Extracted records:
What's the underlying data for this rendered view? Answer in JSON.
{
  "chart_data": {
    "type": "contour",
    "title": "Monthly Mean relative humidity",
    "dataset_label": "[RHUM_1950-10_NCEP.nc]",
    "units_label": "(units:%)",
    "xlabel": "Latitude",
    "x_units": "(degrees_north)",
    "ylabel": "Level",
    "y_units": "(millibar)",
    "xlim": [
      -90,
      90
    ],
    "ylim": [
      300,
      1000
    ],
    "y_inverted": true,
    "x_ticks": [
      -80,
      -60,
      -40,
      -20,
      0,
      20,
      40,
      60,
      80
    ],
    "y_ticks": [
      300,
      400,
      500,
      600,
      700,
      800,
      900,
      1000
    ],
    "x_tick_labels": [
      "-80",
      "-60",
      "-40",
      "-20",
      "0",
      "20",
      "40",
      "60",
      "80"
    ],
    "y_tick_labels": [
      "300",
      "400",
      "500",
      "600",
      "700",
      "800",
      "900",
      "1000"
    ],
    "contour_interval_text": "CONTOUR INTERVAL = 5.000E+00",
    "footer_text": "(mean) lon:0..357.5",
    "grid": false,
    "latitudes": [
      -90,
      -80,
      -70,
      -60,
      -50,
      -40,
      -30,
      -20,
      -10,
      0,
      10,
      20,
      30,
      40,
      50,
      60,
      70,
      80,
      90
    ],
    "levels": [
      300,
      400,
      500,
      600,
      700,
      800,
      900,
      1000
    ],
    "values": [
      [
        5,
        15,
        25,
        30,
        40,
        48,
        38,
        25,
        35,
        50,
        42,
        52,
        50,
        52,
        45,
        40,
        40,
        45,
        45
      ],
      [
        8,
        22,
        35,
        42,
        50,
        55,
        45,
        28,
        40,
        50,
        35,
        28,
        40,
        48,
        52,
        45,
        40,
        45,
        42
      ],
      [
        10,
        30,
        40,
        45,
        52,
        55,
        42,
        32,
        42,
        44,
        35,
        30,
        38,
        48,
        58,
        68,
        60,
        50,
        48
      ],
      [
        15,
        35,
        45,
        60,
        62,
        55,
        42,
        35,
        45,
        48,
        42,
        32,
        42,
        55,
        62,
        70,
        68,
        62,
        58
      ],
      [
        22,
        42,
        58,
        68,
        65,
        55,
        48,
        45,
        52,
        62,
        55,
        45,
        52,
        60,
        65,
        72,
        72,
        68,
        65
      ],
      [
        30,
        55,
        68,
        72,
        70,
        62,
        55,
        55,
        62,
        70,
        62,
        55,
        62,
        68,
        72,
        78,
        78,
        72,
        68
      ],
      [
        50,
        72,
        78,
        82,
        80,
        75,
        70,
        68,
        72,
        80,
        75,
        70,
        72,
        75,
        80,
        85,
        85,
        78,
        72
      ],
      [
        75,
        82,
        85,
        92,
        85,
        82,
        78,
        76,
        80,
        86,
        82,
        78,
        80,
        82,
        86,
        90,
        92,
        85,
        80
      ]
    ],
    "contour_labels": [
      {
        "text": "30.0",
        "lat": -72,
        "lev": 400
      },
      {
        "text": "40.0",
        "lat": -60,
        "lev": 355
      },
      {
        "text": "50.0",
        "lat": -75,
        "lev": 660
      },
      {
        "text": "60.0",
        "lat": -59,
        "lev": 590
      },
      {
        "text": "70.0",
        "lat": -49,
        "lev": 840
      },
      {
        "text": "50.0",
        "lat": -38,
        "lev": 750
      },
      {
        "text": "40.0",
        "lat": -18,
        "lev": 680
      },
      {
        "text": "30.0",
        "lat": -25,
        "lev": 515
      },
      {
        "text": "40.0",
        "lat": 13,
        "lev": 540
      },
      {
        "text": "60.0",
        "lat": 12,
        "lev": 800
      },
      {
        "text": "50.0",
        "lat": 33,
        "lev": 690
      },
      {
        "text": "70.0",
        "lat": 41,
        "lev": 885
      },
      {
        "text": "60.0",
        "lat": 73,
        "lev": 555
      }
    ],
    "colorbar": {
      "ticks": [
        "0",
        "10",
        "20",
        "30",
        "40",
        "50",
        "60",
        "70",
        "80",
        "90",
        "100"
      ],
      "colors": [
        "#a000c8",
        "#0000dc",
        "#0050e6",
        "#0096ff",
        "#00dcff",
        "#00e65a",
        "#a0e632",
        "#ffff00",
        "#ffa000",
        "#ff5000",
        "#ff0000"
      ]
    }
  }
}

__WHAT YOU NEED TO DO__:
Every record above should be copied exactly.

__OUTPUT FOR THIS TASK__:
What's the underlying data for this rendered view? Answer in JSON.
{
  "chart_data": {
    "type": "contour",
    "title": "Monthly Mean relative humidity",
    "dataset_label": "[RHUM_1950-10_NCEP.nc]",
    "units_label": "(units:%)",
    "xlabel": "Latitude",
    "x_units": "(degrees_north)",
    "ylabel": "Level",
    "y_units": "(millibar)",
    "xlim": [
      -90,
      90
    ],
    "ylim": [
      300,
      1000
    ],
    "y_inverted": true,
    "x_ticks": [
      -80,
      -60,
      -40,
      -20,
      0,
      20,
      40,
      60,
      80
    ],
    "y_ticks": [
      300,
      400,
      500,
      600,
      700,
      800,
      900,
      1000
    ],
    "x_tick_labels": [
      "-80",
      "-60",
      "-40",
      "-20",
      "0",
      "20",
      "40",
      "60",
      "80"
    ],
    "y_tick_labels": [
      "300",
      "400",
      "500",
      "600",
      "700",
      "800",
      "900",
      "1000"
    ],
    "contour_interval_text": "CONTOUR INTERVAL = 5.000E+00",
    "footer_text": "(mean) lon:0..357.5",
    "grid": false,
    "latitudes": [
      -90,
      -80,
      -70,
      -60,
      -50,
      -40,
      -30,
      -20,
      -10,
      0,
      10,
      20,
      30,
      40,
      50,
      60,
      70,
      80,
      90
    ],
    "levels": [
      300,
      400,
      500,
      600,
      700,
      800,
      900,
      1000
    ],
    "values": [
      [
        5,
        15,
        25,
        30,
        40,
        48,
        38,
        25,
        35,
        50,
        42,
        52,
        50,
        52,
        45,
        40,
        40,
        45,
        45
      ],
      [
        8,
        22,
        35,
        42,
        50,
        55,
        45,
        28,
        40,
        50,
        35,
        28,
        40,
        48,
        52,
        45,
        40,
        45,
        42
      ],
      [
        10,
        30,
        40,
        45,
        52,
        55,
        42,
        32,
        42,
        44,
        35,
        30,
        38,
        48,
        58,
        68,
        60,
        50,
        48
      ],
      [
        15,
        35,
        45,
        60,
        62,
        55,
        42,
        35,
        45,
        48,
        42,
        32,
        42,
        55,
        62,
        70,
        68,
        62,
        58
      ],
      [
        22,
        42,
        58,
        68,
        65,
        55,
        48,
        45,
        52,
        62,
        55,
        45,
        52,
        60,
        65,
        72,
        72,
        68,
        65
      ],
      [
        30,
        55,
        68,
        72,
        70,
        62,
        55,
        55,
        62,
        70,
        62,
        55,
        62,
        68,
        72,
        78,
        78,
        72,
        68
      ],
      [
        50,
        72,
        78,
        82,
        80,
        75,
        70,
        68,
        72,
        80,
        75,
        70,
        72,
        75,
        80,
        85,
        85,
        78,
        72
      ],
      [
        75,
        82,
        85,
        92,
        85,
        82,
        78,
        76,
        80,
        86,
        82,
        78,
        80,
        82,
        86,
        90,
        92,
        85,
        80
      ]
    ],
    "contour_labels": [
      {
        "text": "30.0",
        "lat": -72,
        "lev": 400
      },
      {
        "text": "40.0",
        "lat": -60,
        "lev": 355
      },
      {
        "text": "50.0",
        "lat": -75,
        "lev": 660
      },
      {
        "text": "60.0",
        "lat": -59,
        "lev": 590
      },
      {
        "text": "70.0",
        "lat": -49,
        "lev": 840
      },
      {
        "text": "50.0",
        "lat": -38,
        "lev": 750
      },
      {
        "text": "40.0",
        "lat": -18,
        "lev": 680
      },
      {
        "text": "30.0",
        "lat": -25,
        "lev": 515
      },
      {
        "text": "40.0",
        "lat": 13,
        "lev": 540
      },
      {
        "text": "60.0",
        "lat": 12,
        "lev": 800
      },
      {
        "text": "50.0",
        "lat": 33,
        "lev": 690
      },
      {
        "text": "70.0",
        "lat": 41,
        "lev": 885
      },
      {
        "text": "60.0",
        "lat": 73,
        "lev": 555
      }
    ],
    "colorbar": {
      "ticks": [
        "0",
        "10",
        "20",
        "30",
        "40",
        "50",
        "60",
        "70",
        "80",
        "90",
        "100"
      ],
      "colors": [
        "#a000c8",
        "#0000dc",
        "#0050e6",
        "#0096ff",
        "#00dcff",
        "#00e65a",
        "#a0e632",
        "#ffff00",
        "#ffa000",
        "#ff5000",
        "#ff0000"
      ]
    }
  }
}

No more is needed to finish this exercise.